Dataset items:

+ + + + +

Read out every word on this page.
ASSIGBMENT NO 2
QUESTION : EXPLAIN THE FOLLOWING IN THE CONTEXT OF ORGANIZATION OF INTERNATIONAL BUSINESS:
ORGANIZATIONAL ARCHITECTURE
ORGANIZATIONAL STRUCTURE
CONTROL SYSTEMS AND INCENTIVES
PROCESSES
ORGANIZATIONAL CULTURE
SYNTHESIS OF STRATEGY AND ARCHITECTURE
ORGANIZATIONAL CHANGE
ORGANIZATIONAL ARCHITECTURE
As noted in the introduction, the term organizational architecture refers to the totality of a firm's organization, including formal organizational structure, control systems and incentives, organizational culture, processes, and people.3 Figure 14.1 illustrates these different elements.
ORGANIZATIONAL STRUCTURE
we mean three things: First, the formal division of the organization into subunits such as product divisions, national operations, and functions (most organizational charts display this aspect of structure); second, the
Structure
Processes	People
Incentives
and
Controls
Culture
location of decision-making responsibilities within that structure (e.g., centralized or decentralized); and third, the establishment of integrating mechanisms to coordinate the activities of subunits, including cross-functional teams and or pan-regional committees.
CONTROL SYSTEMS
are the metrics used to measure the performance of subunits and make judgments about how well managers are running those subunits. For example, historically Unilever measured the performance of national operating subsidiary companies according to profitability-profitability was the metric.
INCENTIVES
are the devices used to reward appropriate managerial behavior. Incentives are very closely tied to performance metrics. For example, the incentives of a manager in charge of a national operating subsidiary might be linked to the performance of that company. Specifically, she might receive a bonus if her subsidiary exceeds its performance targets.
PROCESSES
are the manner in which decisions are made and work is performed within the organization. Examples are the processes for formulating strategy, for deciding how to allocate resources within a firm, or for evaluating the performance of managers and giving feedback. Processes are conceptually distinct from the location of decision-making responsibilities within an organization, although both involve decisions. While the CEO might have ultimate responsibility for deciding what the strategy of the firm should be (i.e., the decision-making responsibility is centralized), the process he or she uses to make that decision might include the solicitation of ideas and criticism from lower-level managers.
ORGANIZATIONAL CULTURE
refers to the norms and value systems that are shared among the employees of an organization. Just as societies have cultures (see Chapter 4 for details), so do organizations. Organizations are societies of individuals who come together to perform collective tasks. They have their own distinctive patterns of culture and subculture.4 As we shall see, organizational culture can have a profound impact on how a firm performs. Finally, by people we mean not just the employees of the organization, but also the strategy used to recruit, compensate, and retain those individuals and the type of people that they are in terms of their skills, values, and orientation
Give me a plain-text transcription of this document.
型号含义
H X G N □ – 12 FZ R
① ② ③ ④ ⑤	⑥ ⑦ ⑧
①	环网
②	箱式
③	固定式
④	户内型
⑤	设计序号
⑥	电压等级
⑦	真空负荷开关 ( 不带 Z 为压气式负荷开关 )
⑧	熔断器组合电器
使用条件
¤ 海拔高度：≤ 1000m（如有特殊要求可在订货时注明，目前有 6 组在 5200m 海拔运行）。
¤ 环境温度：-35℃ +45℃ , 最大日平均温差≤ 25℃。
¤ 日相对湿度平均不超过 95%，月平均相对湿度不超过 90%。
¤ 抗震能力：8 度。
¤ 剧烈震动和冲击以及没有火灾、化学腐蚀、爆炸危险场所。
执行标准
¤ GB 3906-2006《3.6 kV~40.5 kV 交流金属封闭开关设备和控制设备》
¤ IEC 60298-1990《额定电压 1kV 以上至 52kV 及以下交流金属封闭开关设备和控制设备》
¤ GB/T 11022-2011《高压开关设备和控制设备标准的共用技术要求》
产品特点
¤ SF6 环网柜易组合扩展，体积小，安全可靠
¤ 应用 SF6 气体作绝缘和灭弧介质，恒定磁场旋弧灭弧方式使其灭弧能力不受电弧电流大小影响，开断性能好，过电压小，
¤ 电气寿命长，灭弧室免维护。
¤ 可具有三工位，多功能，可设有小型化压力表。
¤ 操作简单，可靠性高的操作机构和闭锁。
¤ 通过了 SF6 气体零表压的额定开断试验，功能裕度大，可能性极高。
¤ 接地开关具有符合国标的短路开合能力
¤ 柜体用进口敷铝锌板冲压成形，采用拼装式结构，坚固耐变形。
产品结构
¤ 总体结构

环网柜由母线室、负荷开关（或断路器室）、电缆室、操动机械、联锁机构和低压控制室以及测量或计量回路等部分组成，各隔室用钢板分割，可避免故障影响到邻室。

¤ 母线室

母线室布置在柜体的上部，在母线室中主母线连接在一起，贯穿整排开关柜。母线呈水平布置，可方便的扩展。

+ + + + +

EXERCISE REQUIREMENTS:
Repeat the records above exactly, from the first line to the last.

FINISHED EXERCISE:
Read out every word on this page.
ASSIGBMENT NO 2
QUESTION : EXPLAIN THE FOLLOWING IN THE CONTEXT OF ORGANIZATION OF INTERNATIONAL BUSINESS:
ORGANIZATIONAL ARCHITECTURE
ORGANIZATIONAL STRUCTURE
CONTROL SYSTEMS AND INCENTIVES
PROCESSES
ORGANIZATIONAL CULTURE
SYNTHESIS OF STRATEGY AND ARCHITECTURE
ORGANIZATIONAL CHANGE
ORGANIZATIONAL ARCHITECTURE
As noted in the introduction, the term organizational architecture refers to the totality of a firm's organization, including formal organizational structure, control systems and incentives, organizational culture, processes, and people.3 Figure 14.1 illustrates these different elements.
ORGANIZATIONAL STRUCTURE
we mean three things: First, the formal division of the organization into subunits such as product divisions, national operations, and functions (most organizational charts display this aspect of structure); second, the
Structure
Processes	People
Incentives
and
Controls
Culture
location of decision-making responsibilities within that structure (e.g., centralized or decentralized); and third, the establishment of integrating mechanisms to coordinate the activities of subunits, including cross-functional teams and or pan-regional committees.
CONTROL SYSTEMS
are the metrics used to measure the performance of subunits and make judgments about how well managers are running those subunits. For example, historically Unilever measured the performance of national operating subsidiary companies according to profitability-profitability was the metric.
INCENTIVES
are the devices used to reward appropriate managerial behavior. Incentives are very closely tied to performance metrics. For example, the incentives of a manager in charge of a national operating subsidiary might be linked to the performance of that company. Specifically, she might receive a bonus if her subsidiary exceeds its performance targets.
PROCESSES
are the manner in which decisions are made and work is performed within the organization. Examples are the processes for formulating strategy, for deciding how to allocate resources within a firm, or for evaluating the performance of managers and giving feedback. Processes are conceptually distinct from the location of decision-making responsibilities within an organization, although both involve decisions. While the CEO might have ultimate responsibility for deciding what the strategy of the firm should be (i.e., the decision-making responsibility is centralized), the process he or she uses to make that decision might include the solicitation of ideas and criticism from lower-level managers.
ORGANIZATIONAL CULTURE
refers to the norms and value systems that are shared among the employees of an organization. Just as societies have cultures (see Chapter 4 for details), so do organizations. Organizations are societies of individuals who come together to perform collective tasks. They have their own distinctive patterns of culture and subculture.4 As we shall see, organizational culture can have a profound impact on how a firm performs. Finally, by people we mean not just the employees of the organization, but also the strategy used to recruit, compensate, and retain those individuals and the type of people that they are in terms of their skills, values, and orientation
Give me a plain-text transcription of this document.
型号含义
H X G N □ – 12 FZ R
① ② ③ ④ ⑤	⑥ ⑦ ⑧
①	环网
②	箱式
③	固定式
④	户内型
⑤	设计序号
⑥	电压等级
⑦	真空负荷开关 ( 不带 Z 为压气式负荷开关 )
⑧	熔断器组合电器
使用条件
¤ 海拔高度：≤ 1000m（如有特殊要求可在订货时注明，目前有 6 组在 5200m 海拔运行）。
¤ 环境温度：-35℃ +45℃ , 最大日平均温差≤ 25℃。
¤ 日相对湿度平均不超过 95%，月平均相对湿度不超过 90%。
¤ 抗震能力：8 度。
¤ 剧烈震动和冲击以及没有火灾、化学腐蚀、爆炸危险场所。
执行标准
¤ GB 3906-2006《3.6 kV~40.5 kV 交流金属封闭开关设备和控制设备》
¤ IEC 60298-1990《额定电压 1kV 以上至 52kV 及以下交流金属封闭开关设备和控制设备》
¤ GB/T 11022-2011《高压开关设备和控制设备标准的共用技术要求》
产品特点
¤ SF6 环网柜易组合扩展，体积小，安全可靠
¤ 应用 SF6 气体作绝缘和灭弧介质，恒定磁场旋弧灭弧方式使其灭弧能力不受电弧电流大小影响，开断性能好，过电压小，
¤ 电气寿命长，灭弧室免维护。
¤ 可具有三工位，多功能，可设有小型化压力表。
¤ 操作简单，可靠性高的操作机构和闭锁。
¤ 通过了 SF6 气体零表压的额定开断试验，功能裕度大，可能性极高。
¤ 接地开关具有符合国标的短路开合能力
¤ 柜体用进口敷铝锌板冲压成形，采用拼装式结构，坚固耐变形。
产品结构
¤ 总体结构

环网柜由母线室、负荷开关（或断路器室）、电缆室、操动机械、联锁机构和低压控制室以及测量或计量回路等部分组成，各隔室用钢板分割，可避免故障影响到邻室。

¤ 母线室

母线室布置在柜体的上部，在母线室中主母线连接在一起，贯穿整排开关柜。母线呈水平布置，可方便的扩展。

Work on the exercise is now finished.